>>>

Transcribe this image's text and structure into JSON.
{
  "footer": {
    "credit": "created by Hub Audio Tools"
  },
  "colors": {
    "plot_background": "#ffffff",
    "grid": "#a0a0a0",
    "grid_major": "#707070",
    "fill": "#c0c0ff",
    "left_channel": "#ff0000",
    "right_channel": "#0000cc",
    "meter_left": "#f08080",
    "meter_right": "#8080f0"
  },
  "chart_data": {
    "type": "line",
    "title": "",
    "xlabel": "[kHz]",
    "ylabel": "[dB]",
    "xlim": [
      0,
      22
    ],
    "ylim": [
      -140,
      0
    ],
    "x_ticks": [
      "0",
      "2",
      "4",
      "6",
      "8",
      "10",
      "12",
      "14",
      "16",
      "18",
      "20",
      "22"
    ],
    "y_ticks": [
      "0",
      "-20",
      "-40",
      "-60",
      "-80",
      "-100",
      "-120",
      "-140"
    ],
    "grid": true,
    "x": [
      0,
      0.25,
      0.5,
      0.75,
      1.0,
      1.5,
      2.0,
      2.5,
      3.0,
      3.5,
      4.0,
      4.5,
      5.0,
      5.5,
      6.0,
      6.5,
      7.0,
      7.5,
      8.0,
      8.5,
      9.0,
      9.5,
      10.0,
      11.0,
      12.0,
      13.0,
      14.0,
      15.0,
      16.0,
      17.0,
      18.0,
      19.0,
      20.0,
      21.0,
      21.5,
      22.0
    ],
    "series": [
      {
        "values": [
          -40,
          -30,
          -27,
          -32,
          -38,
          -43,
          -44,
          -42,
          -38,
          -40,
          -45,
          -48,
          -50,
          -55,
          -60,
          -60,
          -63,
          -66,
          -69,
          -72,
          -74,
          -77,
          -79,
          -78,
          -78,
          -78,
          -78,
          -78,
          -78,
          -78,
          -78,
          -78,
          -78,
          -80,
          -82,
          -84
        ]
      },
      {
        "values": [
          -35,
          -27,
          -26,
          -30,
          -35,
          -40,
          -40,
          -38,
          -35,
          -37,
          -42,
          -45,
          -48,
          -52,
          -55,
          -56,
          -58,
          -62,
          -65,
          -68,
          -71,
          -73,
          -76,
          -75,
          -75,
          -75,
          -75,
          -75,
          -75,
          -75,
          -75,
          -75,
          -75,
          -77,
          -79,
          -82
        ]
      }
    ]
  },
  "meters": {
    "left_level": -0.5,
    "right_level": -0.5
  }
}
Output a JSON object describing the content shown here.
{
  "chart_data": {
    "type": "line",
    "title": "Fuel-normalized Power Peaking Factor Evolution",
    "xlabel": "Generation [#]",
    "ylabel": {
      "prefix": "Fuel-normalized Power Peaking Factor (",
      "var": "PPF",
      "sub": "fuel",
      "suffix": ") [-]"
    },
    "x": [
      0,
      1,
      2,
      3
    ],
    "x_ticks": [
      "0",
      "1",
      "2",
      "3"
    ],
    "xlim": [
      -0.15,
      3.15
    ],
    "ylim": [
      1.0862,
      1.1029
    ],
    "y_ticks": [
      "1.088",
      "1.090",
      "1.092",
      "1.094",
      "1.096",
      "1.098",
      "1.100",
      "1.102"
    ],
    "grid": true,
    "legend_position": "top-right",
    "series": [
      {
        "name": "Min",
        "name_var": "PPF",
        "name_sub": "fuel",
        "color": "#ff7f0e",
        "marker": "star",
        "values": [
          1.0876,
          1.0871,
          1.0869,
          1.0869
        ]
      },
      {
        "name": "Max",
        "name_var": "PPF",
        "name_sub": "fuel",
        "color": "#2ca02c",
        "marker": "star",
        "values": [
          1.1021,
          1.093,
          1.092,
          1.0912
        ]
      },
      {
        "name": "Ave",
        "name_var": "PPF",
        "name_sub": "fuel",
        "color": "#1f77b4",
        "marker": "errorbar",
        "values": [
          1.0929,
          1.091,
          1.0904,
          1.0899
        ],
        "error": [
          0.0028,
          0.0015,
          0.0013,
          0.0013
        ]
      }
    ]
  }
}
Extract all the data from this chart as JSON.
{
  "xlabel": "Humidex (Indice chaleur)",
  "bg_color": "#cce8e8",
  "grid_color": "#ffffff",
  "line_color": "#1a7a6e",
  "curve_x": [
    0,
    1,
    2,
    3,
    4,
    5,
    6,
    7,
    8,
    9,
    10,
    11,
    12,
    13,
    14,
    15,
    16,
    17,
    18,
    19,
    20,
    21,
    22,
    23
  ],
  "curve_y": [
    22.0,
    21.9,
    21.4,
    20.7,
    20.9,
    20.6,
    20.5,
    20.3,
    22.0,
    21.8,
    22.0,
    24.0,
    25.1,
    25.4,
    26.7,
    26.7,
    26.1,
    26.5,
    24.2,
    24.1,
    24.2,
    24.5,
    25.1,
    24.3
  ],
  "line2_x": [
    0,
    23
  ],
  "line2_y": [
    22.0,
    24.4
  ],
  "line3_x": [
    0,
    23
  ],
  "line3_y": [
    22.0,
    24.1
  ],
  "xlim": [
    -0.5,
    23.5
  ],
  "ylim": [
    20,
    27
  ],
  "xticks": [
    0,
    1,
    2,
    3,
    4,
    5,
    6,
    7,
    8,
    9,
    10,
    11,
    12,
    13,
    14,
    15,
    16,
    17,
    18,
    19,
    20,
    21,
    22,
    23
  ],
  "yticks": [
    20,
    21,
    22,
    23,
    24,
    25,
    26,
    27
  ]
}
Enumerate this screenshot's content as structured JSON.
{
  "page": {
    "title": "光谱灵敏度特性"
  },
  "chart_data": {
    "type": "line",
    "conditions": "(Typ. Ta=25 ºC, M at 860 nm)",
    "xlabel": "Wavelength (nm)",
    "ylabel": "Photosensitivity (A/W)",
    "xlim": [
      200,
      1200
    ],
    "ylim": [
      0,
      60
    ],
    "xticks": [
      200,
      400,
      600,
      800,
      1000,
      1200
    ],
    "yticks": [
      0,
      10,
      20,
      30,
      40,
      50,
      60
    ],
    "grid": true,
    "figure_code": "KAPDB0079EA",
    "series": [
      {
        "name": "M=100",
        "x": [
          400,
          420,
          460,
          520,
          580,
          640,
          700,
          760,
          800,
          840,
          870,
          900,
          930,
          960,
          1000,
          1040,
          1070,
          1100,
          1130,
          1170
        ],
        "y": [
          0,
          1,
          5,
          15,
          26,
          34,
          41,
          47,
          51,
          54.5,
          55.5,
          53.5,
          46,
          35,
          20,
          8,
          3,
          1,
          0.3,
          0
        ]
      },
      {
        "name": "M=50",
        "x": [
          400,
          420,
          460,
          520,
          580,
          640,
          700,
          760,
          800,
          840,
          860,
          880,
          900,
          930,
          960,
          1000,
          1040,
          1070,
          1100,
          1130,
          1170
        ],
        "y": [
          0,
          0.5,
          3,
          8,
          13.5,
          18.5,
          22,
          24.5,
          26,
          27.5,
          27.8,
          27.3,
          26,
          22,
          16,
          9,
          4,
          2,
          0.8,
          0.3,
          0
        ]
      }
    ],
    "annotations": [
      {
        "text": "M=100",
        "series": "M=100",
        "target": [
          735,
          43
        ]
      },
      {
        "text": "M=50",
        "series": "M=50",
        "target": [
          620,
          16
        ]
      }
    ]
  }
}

<<<

Transcribe the data above in full, exactly.

Transcribe this image's text and structure into JSON.
{
  "footer": {
    "credit": "created by Hub Audio Tools"
  },
  "colors": {
    "plot_background": "#ffffff",
    "grid": "#a0a0a0",
    "grid_major": "#707070",
    "fill": "#c0c0ff",
    "left_channel": "#ff0000",
    "right_channel": "#0000cc",
    "meter_left": "#f08080",
    "meter_right": "#8080f0"
  },
  "chart_data": {
    "type": "line",
    "title": "",
    "xlabel": "[kHz]",
    "ylabel": "[dB]",
    "xlim": [
      0,
      22
    ],
    "ylim": [
      -140,
      0
    ],
    "x_ticks": [
      "0",
      "2",
      "4",
      "6",
      "8",
      "10",
      "12",
      "14",
      "16",
      "18",
      "20",
      "22"
    ],
    "y_ticks": [
      "0",
      "-20",
      "-40",
      "-60",
      "-80",
      "-100",
      "-120",
      "-140"
    ],
    "grid": true,
    "x": [
      0,
      0.25,
      0.5,
      0.75,
      1.0,
      1.5,
      2.0,
      2.5,
      3.0,
      3.5,
      4.0,
      4.5,
      5.0,
      5.5,
      6.0,
      6.5,
      7.0,
      7.5,
      8.0,
      8.5,
      9.0,
      9.5,
      10.0,
      11.0,
      12.0,
      13.0,
      14.0,
      15.0,
      16.0,
      17.0,
      18.0,
      19.0,
      20.0,
      21.0,
      21.5,
      22.0
    ],
    "series": [
      {
        "values": [
          -40,
          -30,
          -27,
          -32,
          -38,
          -43,
          -44,
          -42,
          -38,
          -40,
          -45,
          -48,
          -50,
          -55,
          -60,
          -60,
          -63,
          -66,
          -69,
          -72,
          -74,
          -77,
          -79,
          -78,
          -78,
          -78,
          -78,
          -78,
          -78,
          -78,
          -78,
          -78,
          -78,
          -80,
          -82,
          -84
        ]
      },
      {
        "values": [
          -35,
          -27,
          -26,
          -30,
          -35,
          -40,
          -40,
          -38,
          -35,
          -37,
          -42,
          -45,
          -48,
          -52,
          -55,
          -56,
          -58,
          -62,
          -65,
          -68,
          -71,
          -73,
          -76,
          -75,
          -75,
          -75,
          -75,
          -75,
          -75,
          -75,
          -75,
          -75,
          -75,
          -77,
          -79,
          -82
        ]
      }
    ]
  },
  "meters": {
    "left_level": -0.5,
    "right_level": -0.5
  }
}
Output a JSON object describing the content shown here.
{
  "chart_data": {
    "type": "line",
    "title": "Fuel-normalized Power Peaking Factor Evolution",
    "xlabel": "Generation [#]",
    "ylabel": {
      "prefix": "Fuel-normalized Power Peaking Factor (",
      "var": "PPF",
      "sub": "fuel",
      "suffix": ") [-]"
    },
    "x": [
      0,
      1,
      2,
      3
    ],
    "x_ticks": [
      "0",
      "1",
      "2",
      "3"
    ],
    "xlim": [
      -0.15,
      3.15
    ],
    "ylim": [
      1.0862,
      1.1029
    ],
    "y_ticks": [
      "1.088",
      "1.090",
      "1.092",
      "1.094",
      "1.096",
      "1.098",
      "1.100",
      "1.102"
    ],
    "grid": true,
    "legend_position": "top-right",
    "series": [
      {
        "name": "Min",
        "name_var": "PPF",
        "name_sub": "fuel",
        "color": "#ff7f0e",
        "marker": "star",
        "values": [
          1.0876,
          1.0871,
          1.0869,
          1.0869
        ]
      },
      {
        "name": "Max",
        "name_var": "PPF",
        "name_sub": "fuel",
        "color": "#2ca02c",
        "marker": "star",
        "values": [
          1.1021,
          1.093,
          1.092,
          1.0912
        ]
      },
      {
        "name": "Ave",
        "name_var": "PPF",
        "name_sub": "fuel",
        "color": "#1f77b4",
        "marker": "errorbar",
        "values": [
          1.0929,
          1.091,
          1.0904,
          1.0899
        ],
        "error": [
          0.0028,
          0.0015,
          0.0013,
          0.0013
        ]
      }
    ]
  }
}
Extract all the data from this chart as JSON.
{
  "xlabel": "Humidex (Indice chaleur)",
  "bg_color": "#cce8e8",
  "grid_color": "#ffffff",
  "line_color": "#1a7a6e",
  "curve_x": [
    0,
    1,
    2,
    3,
    4,
    5,
    6,
    7,
    8,
    9,
    10,
    11,
    12,
    13,
    14,
    15,
    16,
    17,
    18,
    19,
    20,
    21,
    22,
    23
  ],
  "curve_y": [
    22.0,
    21.9,
    21.4,
    20.7,
    20.9,
    20.6,
    20.5,
    20.3,
    22.0,
    21.8,
    22.0,
    24.0,
    25.1,
    25.4,
    26.7,
    26.7,
    26.1,
    26.5,
    24.2,
    24.1,
    24.2,
    24.5,
    25.1,
    24.3
  ],
  "line2_x": [
    0,
    23
  ],
  "line2_y": [
    22.0,
    24.4
  ],
  "line3_x": [
    0,
    23
  ],
  "line3_y": [
    22.0,
    24.1
  ],
  "xlim": [
    -0.5,
    23.5
  ],
  "ylim": [
    20,
    27
  ],
  "xticks": [
    0,
    1,
    2,
    3,
    4,
    5,
    6,
    7,
    8,
    9,
    10,
    11,
    12,
    13,
    14,
    15,
    16,
    17,
    18,
    19,
    20,
    21,
    22,
    23
  ],
  "yticks": [
    20,
    21,
    22,
    23,
    24,
    25,
    26,
    27
  ]
}
Enumerate this screenshot's content as structured JSON.
{
  "page": {
    "title": "光谱灵敏度特性"
  },
  "chart_data": {
    "type": "line",
    "conditions": "(Typ. Ta=25 ºC, M at 860 nm)",
    "xlabel": "Wavelength (nm)",
    "ylabel": "Photosensitivity (A/W)",
    "xlim": [
      200,
      1200
    ],
    "ylim": [
      0,
      60
    ],
    "xticks": [
      200,
      400,
      600,
      800,
      1000,
      1200
    ],
    "yticks": [
      0,
      10,
      20,
      30,
      40,
      50,
      60
    ],
    "grid": true,
    "figure_code": "KAPDB0079EA",
    "series": [
      {
        "name": "M=100",
        "x": [
          400,
          420,
          460,
          520,
          580,
          640,
          700,
          760,
          800,
          840,
          870,
          900,
          930,
          960,
          1000,
          1040,
          1070,
          1100,
          1130,
          1170
        ],
        "y": [
          0,
          1,
          5,
          15,
          26,
          34,
          41,
          47,
          51,
          54.5,
          55.5,
          53.5,
          46,
          35,
          20,
          8,
          3,
          1,
          0.3,
          0
        ]
      },
      {
        "name": "M=50",
        "x": [
          400,
          420,
          460,
          520,
          580,
          640,
          700,
          760,
          800,
          840,
          860,
          880,
          900,
          930,
          960,
          1000,
          1040,
          1070,
          1100,
          1130,
          1170
        ],
        "y": [
          0,
          0.5,
          3,
          8,
          13.5,
          18.5,
          22,
          24.5,
          26,
          27.5,
          27.8,
          27.3,
          26,
          22,
          16,
          9,
          4,
          2,
          0.8,
          0.3,
          0
        ]
      }
    ],
    "annotations": [
      {
        "text": "M=100",
        "series": "M=100",
        "target": [
          735,
          43
        ]
      },
      {
        "text": "M=50",
        "series": "M=50",
        "target": [
          620,
          16
        ]
      }
    ]
  }
}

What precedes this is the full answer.